Data entries for graphics
========

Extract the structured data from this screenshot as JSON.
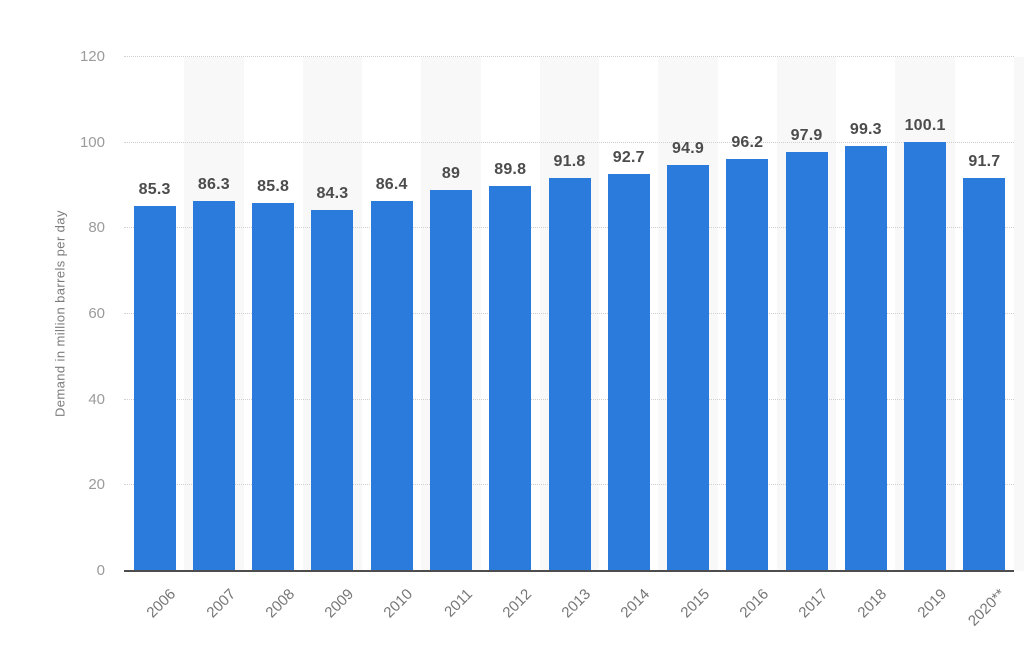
{
  "chart_data": {
    "type": "bar",
    "title": "",
    "categories": [
      "2006",
      "2007",
      "2008",
      "2009",
      "2010",
      "2011",
      "2012",
      "2013",
      "2014",
      "2015",
      "2016",
      "2017",
      "2018",
      "2019",
      "2020**"
    ],
    "values": [
      85.3,
      86.3,
      85.8,
      84.3,
      86.4,
      89,
      89.8,
      91.8,
      92.7,
      94.9,
      96.2,
      97.9,
      99.3,
      100.1,
      91.7
    ],
    "xlabel": "",
    "ylabel": "Demand in million barrels per day",
    "ylim": [
      0,
      120
    ],
    "yticks": [
      0,
      20,
      40,
      60,
      80,
      100,
      120
    ],
    "grid": "horizontal-dotted",
    "legend": "none",
    "band_pattern": "alternate-category-columns-shaded",
    "palette": {
      "bar": "#2b7bdd",
      "band": "#f8f8f9",
      "gridline": "#cfcfcf",
      "axis_line": "#4d4d4d",
      "value_label": "#4c4c4c",
      "y_tick_label": "#9b9b9b",
      "x_tick_label": "#767676",
      "y_axis_title": "#7c7c7c",
      "background": "#ffffff"
    }
  }
}
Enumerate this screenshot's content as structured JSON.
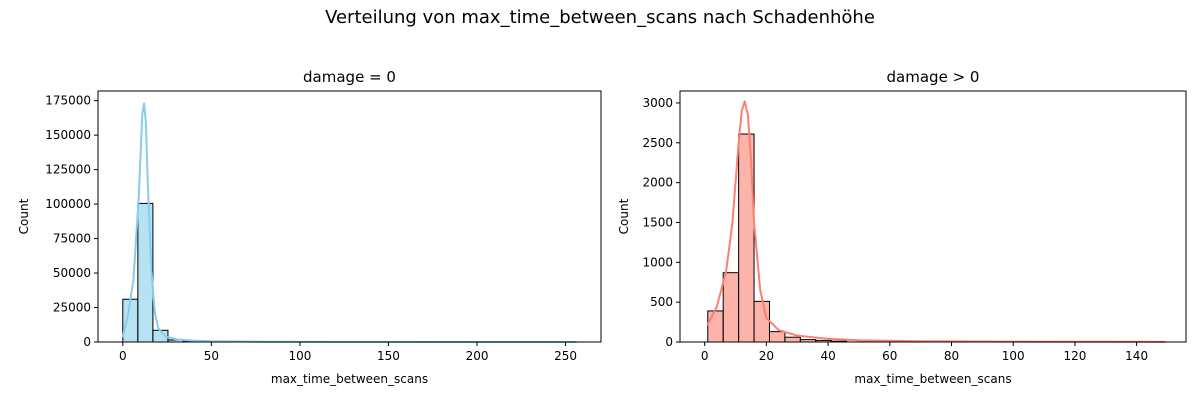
{
  "suptitle": "Verteilung von max_time_between_scans nach Schadenhöhe",
  "chart_data": [
    {
      "type": "bar",
      "subtype": "histogram-with-kde",
      "title": "damage = 0",
      "xlabel": "max_time_between_scans",
      "ylabel": "Count",
      "xlim": [
        -14,
        270
      ],
      "ylim": [
        0,
        182000
      ],
      "xticks": [
        0,
        50,
        100,
        150,
        200,
        250
      ],
      "yticks": [
        0,
        25000,
        50000,
        75000,
        100000,
        125000,
        150000,
        175000
      ],
      "bar_color": "#87ceeb",
      "line_color": "#87ceeb",
      "bins": [
        {
          "x0": 0,
          "x1": 8.5,
          "count": 31000
        },
        {
          "x0": 8.5,
          "x1": 17,
          "count": 100500
        },
        {
          "x0": 17,
          "x1": 25.5,
          "count": 8500
        },
        {
          "x0": 25.5,
          "x1": 34,
          "count": 1500
        },
        {
          "x0": 34,
          "x1": 42.5,
          "count": 300
        },
        {
          "x0": 42.5,
          "x1": 51,
          "count": 100
        }
      ],
      "kde": {
        "x": [
          0,
          3,
          6,
          9,
          11,
          12,
          13,
          14,
          16,
          18,
          20,
          24,
          30,
          40,
          50,
          80,
          120,
          180,
          256
        ],
        "y": [
          4000,
          20000,
          45000,
          105000,
          165000,
          173000,
          160000,
          120000,
          55000,
          22000,
          10000,
          4000,
          2000,
          1000,
          500,
          200,
          80,
          40,
          10
        ]
      }
    },
    {
      "type": "bar",
      "subtype": "histogram-with-kde",
      "title": "damage > 0",
      "xlabel": "max_time_between_scans",
      "ylabel": "Count",
      "xlim": [
        -8,
        156
      ],
      "ylim": [
        0,
        3150
      ],
      "xticks": [
        0,
        20,
        40,
        60,
        80,
        100,
        120,
        140
      ],
      "yticks": [
        0,
        500,
        1000,
        1500,
        2000,
        2500,
        3000
      ],
      "bar_color": "#fa8072",
      "line_color": "#fa8072",
      "bins": [
        {
          "x0": 1,
          "x1": 6,
          "count": 390
        },
        {
          "x0": 6,
          "x1": 11,
          "count": 870
        },
        {
          "x0": 11,
          "x1": 16,
          "count": 2610
        },
        {
          "x0": 16,
          "x1": 21,
          "count": 510
        },
        {
          "x0": 21,
          "x1": 26,
          "count": 130
        },
        {
          "x0": 26,
          "x1": 31,
          "count": 60
        },
        {
          "x0": 31,
          "x1": 36,
          "count": 30
        },
        {
          "x0": 36,
          "x1": 41,
          "count": 20
        },
        {
          "x0": 41,
          "x1": 46,
          "count": 10
        }
      ],
      "kde": {
        "x": [
          1,
          4,
          7,
          9,
          11,
          12,
          13,
          14,
          15,
          16,
          18,
          20,
          24,
          30,
          40,
          50,
          70,
          100,
          149
        ],
        "y": [
          220,
          450,
          900,
          1500,
          2500,
          2900,
          3020,
          2850,
          2300,
          1500,
          650,
          300,
          150,
          80,
          40,
          20,
          10,
          5,
          2
        ]
      }
    }
  ]
}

========

Exercise goal
Scan the records above and report how many lines include the word "structured", without any other text.

Answer
2